* Start EXERCISE MATERIALS *

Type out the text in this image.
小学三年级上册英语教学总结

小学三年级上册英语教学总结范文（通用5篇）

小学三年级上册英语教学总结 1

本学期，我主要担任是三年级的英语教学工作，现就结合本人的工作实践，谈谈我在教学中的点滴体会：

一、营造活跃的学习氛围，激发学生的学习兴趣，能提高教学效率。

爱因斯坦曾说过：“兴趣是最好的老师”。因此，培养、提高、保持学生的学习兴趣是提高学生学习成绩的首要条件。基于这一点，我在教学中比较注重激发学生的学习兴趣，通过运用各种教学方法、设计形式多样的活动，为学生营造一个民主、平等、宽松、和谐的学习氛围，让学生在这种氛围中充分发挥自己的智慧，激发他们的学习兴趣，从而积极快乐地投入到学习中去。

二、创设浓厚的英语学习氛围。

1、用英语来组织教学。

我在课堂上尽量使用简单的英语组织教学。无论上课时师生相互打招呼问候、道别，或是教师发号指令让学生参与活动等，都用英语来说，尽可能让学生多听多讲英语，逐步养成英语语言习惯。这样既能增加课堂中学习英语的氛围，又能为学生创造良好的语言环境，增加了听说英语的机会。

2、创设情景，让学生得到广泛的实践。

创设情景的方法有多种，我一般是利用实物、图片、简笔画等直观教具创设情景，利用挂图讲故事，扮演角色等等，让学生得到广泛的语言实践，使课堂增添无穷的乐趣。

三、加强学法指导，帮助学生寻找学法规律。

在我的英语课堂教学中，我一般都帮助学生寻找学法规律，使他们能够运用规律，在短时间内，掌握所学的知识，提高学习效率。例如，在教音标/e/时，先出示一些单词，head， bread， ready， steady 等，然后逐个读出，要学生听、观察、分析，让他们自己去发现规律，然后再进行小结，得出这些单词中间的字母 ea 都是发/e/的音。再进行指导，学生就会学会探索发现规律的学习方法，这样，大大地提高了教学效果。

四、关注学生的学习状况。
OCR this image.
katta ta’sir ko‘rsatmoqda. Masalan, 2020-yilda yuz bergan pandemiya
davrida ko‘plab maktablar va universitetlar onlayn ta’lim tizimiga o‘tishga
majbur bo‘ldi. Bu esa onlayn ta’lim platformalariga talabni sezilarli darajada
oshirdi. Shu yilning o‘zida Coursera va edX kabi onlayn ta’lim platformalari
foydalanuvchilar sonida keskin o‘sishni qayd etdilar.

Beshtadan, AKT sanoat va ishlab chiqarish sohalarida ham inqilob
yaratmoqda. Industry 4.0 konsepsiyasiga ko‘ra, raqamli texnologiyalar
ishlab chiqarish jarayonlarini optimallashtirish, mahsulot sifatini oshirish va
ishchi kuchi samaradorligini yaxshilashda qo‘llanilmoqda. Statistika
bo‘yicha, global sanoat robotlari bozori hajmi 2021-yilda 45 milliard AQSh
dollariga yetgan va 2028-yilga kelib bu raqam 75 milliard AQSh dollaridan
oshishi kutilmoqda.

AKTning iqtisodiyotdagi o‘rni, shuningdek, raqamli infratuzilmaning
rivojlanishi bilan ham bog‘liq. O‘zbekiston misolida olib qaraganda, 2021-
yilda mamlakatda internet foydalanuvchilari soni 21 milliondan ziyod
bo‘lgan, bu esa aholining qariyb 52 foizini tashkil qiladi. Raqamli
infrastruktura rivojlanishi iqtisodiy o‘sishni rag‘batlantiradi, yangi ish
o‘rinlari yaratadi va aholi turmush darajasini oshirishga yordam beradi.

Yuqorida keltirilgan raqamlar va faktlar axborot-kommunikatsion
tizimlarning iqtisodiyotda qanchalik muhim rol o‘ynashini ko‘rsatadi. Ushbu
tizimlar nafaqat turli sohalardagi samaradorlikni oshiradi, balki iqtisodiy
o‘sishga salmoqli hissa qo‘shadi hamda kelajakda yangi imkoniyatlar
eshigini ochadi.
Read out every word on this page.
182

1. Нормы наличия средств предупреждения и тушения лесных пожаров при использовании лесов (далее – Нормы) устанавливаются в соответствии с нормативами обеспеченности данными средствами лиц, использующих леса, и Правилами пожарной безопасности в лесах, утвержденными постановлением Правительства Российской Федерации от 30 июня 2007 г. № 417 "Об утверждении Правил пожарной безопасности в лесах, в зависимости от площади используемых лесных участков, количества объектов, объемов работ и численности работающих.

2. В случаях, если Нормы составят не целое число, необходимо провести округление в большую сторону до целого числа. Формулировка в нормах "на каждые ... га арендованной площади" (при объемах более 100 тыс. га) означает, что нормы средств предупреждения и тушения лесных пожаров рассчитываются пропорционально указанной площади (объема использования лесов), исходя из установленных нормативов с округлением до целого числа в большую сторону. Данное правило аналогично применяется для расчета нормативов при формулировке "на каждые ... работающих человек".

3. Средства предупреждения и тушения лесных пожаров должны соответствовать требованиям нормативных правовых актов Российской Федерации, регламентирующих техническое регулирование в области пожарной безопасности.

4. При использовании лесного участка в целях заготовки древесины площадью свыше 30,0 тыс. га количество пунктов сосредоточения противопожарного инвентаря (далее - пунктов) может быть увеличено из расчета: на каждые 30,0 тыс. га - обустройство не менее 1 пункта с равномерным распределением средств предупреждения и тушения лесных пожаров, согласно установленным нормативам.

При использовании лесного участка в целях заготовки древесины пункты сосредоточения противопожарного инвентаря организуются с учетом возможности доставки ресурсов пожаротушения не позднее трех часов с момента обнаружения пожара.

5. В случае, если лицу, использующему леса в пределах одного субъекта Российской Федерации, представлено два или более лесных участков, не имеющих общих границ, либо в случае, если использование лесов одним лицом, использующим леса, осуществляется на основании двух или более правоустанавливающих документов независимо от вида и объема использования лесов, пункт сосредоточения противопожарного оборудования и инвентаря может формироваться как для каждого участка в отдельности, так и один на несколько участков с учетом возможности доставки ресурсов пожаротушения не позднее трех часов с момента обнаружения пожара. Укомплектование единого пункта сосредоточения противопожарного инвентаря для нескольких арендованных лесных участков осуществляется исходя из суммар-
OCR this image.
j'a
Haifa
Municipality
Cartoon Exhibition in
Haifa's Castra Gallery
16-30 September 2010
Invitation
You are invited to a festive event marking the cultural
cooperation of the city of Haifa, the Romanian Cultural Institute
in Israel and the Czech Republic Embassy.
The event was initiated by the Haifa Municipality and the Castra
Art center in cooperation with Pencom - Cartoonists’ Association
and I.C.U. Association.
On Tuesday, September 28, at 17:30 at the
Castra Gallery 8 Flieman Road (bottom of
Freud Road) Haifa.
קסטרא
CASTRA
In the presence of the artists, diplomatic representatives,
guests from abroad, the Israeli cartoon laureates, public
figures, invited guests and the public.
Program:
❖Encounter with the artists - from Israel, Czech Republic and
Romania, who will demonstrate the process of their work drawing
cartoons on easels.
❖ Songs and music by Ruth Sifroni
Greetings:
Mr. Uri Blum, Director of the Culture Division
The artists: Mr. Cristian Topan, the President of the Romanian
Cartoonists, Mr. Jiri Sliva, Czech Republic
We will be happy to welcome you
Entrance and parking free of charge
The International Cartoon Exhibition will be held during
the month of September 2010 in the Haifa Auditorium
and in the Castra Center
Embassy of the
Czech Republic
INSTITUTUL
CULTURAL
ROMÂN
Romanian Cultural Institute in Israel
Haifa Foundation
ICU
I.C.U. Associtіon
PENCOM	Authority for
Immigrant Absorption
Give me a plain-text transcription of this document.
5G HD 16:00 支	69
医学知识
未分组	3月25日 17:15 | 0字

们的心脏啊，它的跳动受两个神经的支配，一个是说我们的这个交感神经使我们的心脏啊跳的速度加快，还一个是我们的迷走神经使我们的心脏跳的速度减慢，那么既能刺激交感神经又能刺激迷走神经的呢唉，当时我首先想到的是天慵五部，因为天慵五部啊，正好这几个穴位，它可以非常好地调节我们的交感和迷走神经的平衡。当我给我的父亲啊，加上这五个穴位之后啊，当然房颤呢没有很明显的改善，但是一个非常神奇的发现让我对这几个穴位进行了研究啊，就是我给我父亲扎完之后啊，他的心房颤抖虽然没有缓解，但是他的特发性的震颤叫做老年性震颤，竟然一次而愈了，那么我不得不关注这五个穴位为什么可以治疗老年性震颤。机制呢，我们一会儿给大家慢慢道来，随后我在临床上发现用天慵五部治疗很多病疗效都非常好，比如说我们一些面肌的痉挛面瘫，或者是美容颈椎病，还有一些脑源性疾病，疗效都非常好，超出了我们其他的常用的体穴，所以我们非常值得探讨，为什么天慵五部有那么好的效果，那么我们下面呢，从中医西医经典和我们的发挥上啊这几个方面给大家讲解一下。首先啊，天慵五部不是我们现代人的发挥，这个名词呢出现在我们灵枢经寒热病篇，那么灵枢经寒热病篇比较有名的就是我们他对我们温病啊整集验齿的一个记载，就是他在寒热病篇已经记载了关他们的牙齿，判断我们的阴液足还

* End EXERCISE MATERIALS *

= WRITTEN PROBLEM =
In the material above, find each line that contains the word "September", and select it.

= WRITTEN ANSWER =
16-30 September 2010
On Tuesday, September 28, at 17:30 at the
the month of September 2010 in the Haifa Auditorium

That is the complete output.